#### [DATA PROVIDED]
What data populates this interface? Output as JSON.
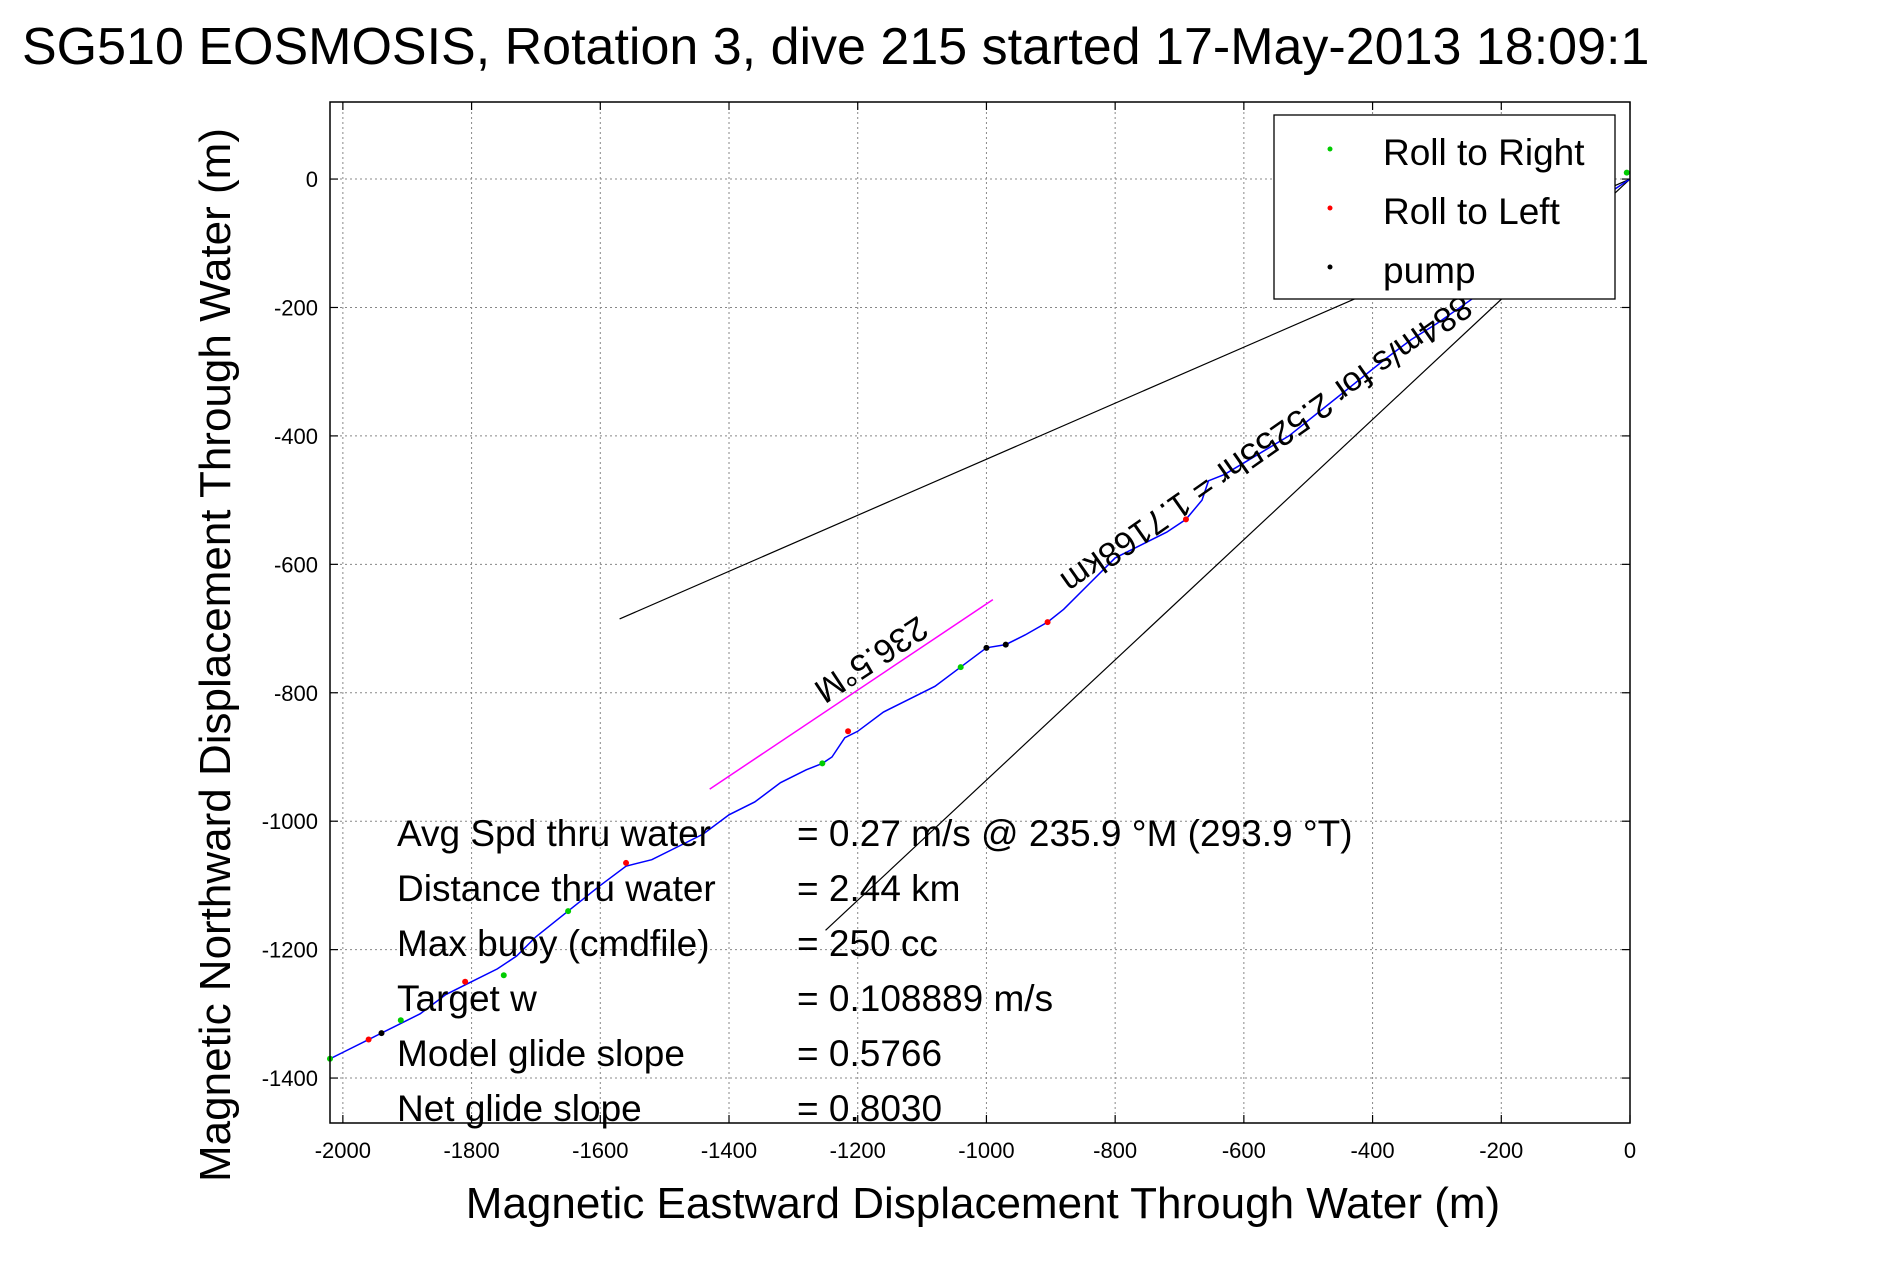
{
  "chart_data": {
    "type": "line",
    "title": "SG510 EOSMOSIS, Rotation 3, dive 215 started 17-May-2013 18:09:1",
    "xlabel": "Magnetic Eastward Displacement Through Water (m)",
    "ylabel": "Magnetic Northward Displacement Through Water (m)",
    "xlim": [
      -2020,
      0
    ],
    "ylim": [
      -1470,
      120
    ],
    "xticks": [
      -2000,
      -1800,
      -1600,
      -1400,
      -1200,
      -1000,
      -800,
      -600,
      -400,
      -200,
      0
    ],
    "yticks": [
      0,
      -200,
      -400,
      -600,
      -800,
      -1000,
      -1200,
      -1400
    ],
    "grid": true,
    "legend": {
      "position": "top-right",
      "entries": [
        {
          "label": "Roll to Right",
          "color": "#00cc00"
        },
        {
          "label": "Roll to Left",
          "color": "#ff0000"
        },
        {
          "label": "pump",
          "color": "#000000"
        }
      ]
    },
    "series": [
      {
        "role": "track",
        "color": "#0000ff",
        "x": [
          0,
          -60,
          -120,
          -180,
          -250,
          -300,
          -340,
          -380,
          -430,
          -480,
          -530,
          -580,
          -630,
          -655,
          -665,
          -690,
          -720,
          -760,
          -800,
          -840,
          -880,
          -905,
          -940,
          -970,
          -1000,
          -1040,
          -1080,
          -1120,
          -1160,
          -1200,
          -1220,
          -1240,
          -1255,
          -1280,
          -1320,
          -1360,
          -1400,
          -1440,
          -1480,
          -1520,
          -1560,
          -1600,
          -1650,
          -1700,
          -1730,
          -1760,
          -1800,
          -1840,
          -1880,
          -1920,
          -1960,
          -2000,
          -2020
        ],
        "y": [
          0,
          -40,
          -90,
          -140,
          -190,
          -225,
          -250,
          -280,
          -320,
          -360,
          -400,
          -430,
          -460,
          -470,
          -500,
          -530,
          -550,
          -570,
          -590,
          -630,
          -670,
          -690,
          -710,
          -725,
          -730,
          -760,
          -790,
          -810,
          -830,
          -860,
          -870,
          -900,
          -910,
          -920,
          -940,
          -970,
          -990,
          -1020,
          -1040,
          -1060,
          -1070,
          -1100,
          -1140,
          -1180,
          -1210,
          -1230,
          -1250,
          -1270,
          -1300,
          -1320,
          -1340,
          -1360,
          -1370
        ]
      },
      {
        "role": "heading-line",
        "color": "#ff00ff",
        "x": [
          -1430,
          -990
        ],
        "y": [
          -950,
          -655
        ]
      }
    ],
    "cone_lines": [
      {
        "x": [
          0,
          -1570
        ],
        "y": [
          0,
          -685
        ]
      },
      {
        "x": [
          0,
          -1250
        ],
        "y": [
          0,
          -1170
        ]
      }
    ],
    "markers": [
      {
        "type": "Roll to Right",
        "x": -1255,
        "y": -910
      },
      {
        "type": "Roll to Right",
        "x": -1040,
        "y": -760
      },
      {
        "type": "Roll to Right",
        "x": -1650,
        "y": -1140
      },
      {
        "type": "Roll to Right",
        "x": -1750,
        "y": -1240
      },
      {
        "type": "Roll to Right",
        "x": -1910,
        "y": -1310
      },
      {
        "type": "Roll to Right",
        "x": -2020,
        "y": -1370
      },
      {
        "type": "Roll to Right",
        "x": -5,
        "y": 10
      },
      {
        "type": "Roll to Left",
        "x": -1215,
        "y": -860
      },
      {
        "type": "Roll to Left",
        "x": -1560,
        "y": -1065
      },
      {
        "type": "Roll to Left",
        "x": -1810,
        "y": -1250
      },
      {
        "type": "Roll to Left",
        "x": -1960,
        "y": -1340
      },
      {
        "type": "Roll to Left",
        "x": -690,
        "y": -530
      },
      {
        "type": "Roll to Left",
        "x": -905,
        "y": -690
      },
      {
        "type": "pump",
        "x": -970,
        "y": -725
      },
      {
        "type": "pump",
        "x": -1000,
        "y": -730
      },
      {
        "type": "pump",
        "x": -1940,
        "y": -1330
      }
    ],
    "annotations": {
      "heading": "236.5°M",
      "speed_line": "884m/s for 2.5255hr = 1.7168km"
    },
    "stats": [
      {
        "label": "Avg Spd thru water",
        "value": "=  0.27 m/s @ 235.9 °M (293.9 °T)"
      },
      {
        "label": "Distance thru water",
        "value": "=  2.44 km"
      },
      {
        "label": "Max buoy (cmdfile)",
        "value": "= 250 cc"
      },
      {
        "label": "Target w",
        "value": "= 0.108889 m/s"
      },
      {
        "label": "Model glide slope",
        "value": "= 0.5766"
      },
      {
        "label": "Net glide slope",
        "value": "= 0.8030"
      }
    ]
  }
}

#### [SET TASK]
Output a faithful copy of the data, with each picture left out.

#### [FINISHED TASK]
What data populates this interface? Output as JSON.
{
  "chart_data": {
    "type": "line",
    "title": "SG510 EOSMOSIS, Rotation 3, dive 215 started 17-May-2013 18:09:1",
    "xlabel": "Magnetic Eastward Displacement Through Water (m)",
    "ylabel": "Magnetic Northward Displacement Through Water (m)",
    "xlim": [
      -2020,
      0
    ],
    "ylim": [
      -1470,
      120
    ],
    "xticks": [
      -2000,
      -1800,
      -1600,
      -1400,
      -1200,
      -1000,
      -800,
      -600,
      -400,
      -200,
      0
    ],
    "yticks": [
      0,
      -200,
      -400,
      -600,
      -800,
      -1000,
      -1200,
      -1400
    ],
    "grid": true,
    "legend": {
      "position": "top-right",
      "entries": [
        {
          "label": "Roll to Right",
          "color": "#00cc00"
        },
        {
          "label": "Roll to Left",
          "color": "#ff0000"
        },
        {
          "label": "pump",
          "color": "#000000"
        }
      ]
    },
    "series": [
      {
        "role": "track",
        "color": "#0000ff",
        "x": [
          0,
          -60,
          -120,
          -180,
          -250,
          -300,
          -340,
          -380,
          -430,
          -480,
          -530,
          -580,
          -630,
          -655,
          -665,
          -690,
          -720,
          -760,
          -800,
          -840,
          -880,
          -905,
          -940,
          -970,
          -1000,
          -1040,
          -1080,
          -1120,
          -1160,
          -1200,
          -1220,
          -1240,
          -1255,
          -1280,
          -1320,
          -1360,
          -1400,
          -1440,
          -1480,
          -1520,
          -1560,
          -1600,
          -1650,
          -1700,
          -1730,
          -1760,
          -1800,
          -1840,
          -1880,
          -1920,
          -1960,
          -2000,
          -2020
        ],
        "y": [
          0,
          -40,
          -90,
          -140,
          -190,
          -225,
          -250,
          -280,
          -320,
          -360,
          -400,
          -430,
          -460,
          -470,
          -500,
          -530,
          -550,
          -570,
          -590,
          -630,
          -670,
          -690,
          -710,
          -725,
          -730,
          -760,
          -790,
          -810,
          -830,
          -860,
          -870,
          -900,
          -910,
          -920,
          -940,
          -970,
          -990,
          -1020,
          -1040,
          -1060,
          -1070,
          -1100,
          -1140,
          -1180,
          -1210,
          -1230,
          -1250,
          -1270,
          -1300,
          -1320,
          -1340,
          -1360,
          -1370
        ]
      },
      {
        "role": "heading-line",
        "color": "#ff00ff",
        "x": [
          -1430,
          -990
        ],
        "y": [
          -950,
          -655
        ]
      }
    ],
    "cone_lines": [
      {
        "x": [
          0,
          -1570
        ],
        "y": [
          0,
          -685
        ]
      },
      {
        "x": [
          0,
          -1250
        ],
        "y": [
          0,
          -1170
        ]
      }
    ],
    "markers": [
      {
        "type": "Roll to Right",
        "x": -1255,
        "y": -910
      },
      {
        "type": "Roll to Right",
        "x": -1040,
        "y": -760
      },
      {
        "type": "Roll to Right",
        "x": -1650,
        "y": -1140
      },
      {
        "type": "Roll to Right",
        "x": -1750,
        "y": -1240
      },
      {
        "type": "Roll to Right",
        "x": -1910,
        "y": -1310
      },
      {
        "type": "Roll to Right",
        "x": -2020,
        "y": -1370
      },
      {
        "type": "Roll to Right",
        "x": -5,
        "y": 10
      },
      {
        "type": "Roll to Left",
        "x": -1215,
        "y": -860
      },
      {
        "type": "Roll to Left",
        "x": -1560,
        "y": -1065
      },
      {
        "type": "Roll to Left",
        "x": -1810,
        "y": -1250
      },
      {
        "type": "Roll to Left",
        "x": -1960,
        "y": -1340
      },
      {
        "type": "Roll to Left",
        "x": -690,
        "y": -530
      },
      {
        "type": "Roll to Left",
        "x": -905,
        "y": -690
      },
      {
        "type": "pump",
        "x": -970,
        "y": -725
      },
      {
        "type": "pump",
        "x": -1000,
        "y": -730
      },
      {
        "type": "pump",
        "x": -1940,
        "y": -1330
      }
    ],
    "annotations": {
      "heading": "236.5°M",
      "speed_line": "884m/s for 2.5255hr = 1.7168km"
    },
    "stats": [
      {
        "label": "Avg Spd thru water",
        "value": "=  0.27 m/s @ 235.9 °M (293.9 °T)"
      },
      {
        "label": "Distance thru water",
        "value": "=  2.44 km"
      },
      {
        "label": "Max buoy (cmdfile)",
        "value": "= 250 cc"
      },
      {
        "label": "Target w",
        "value": "= 0.108889 m/s"
      },
      {
        "label": "Model glide slope",
        "value": "= 0.5766"
      },
      {
        "label": "Net glide slope",
        "value": "= 0.8030"
      }
    ]
  }
}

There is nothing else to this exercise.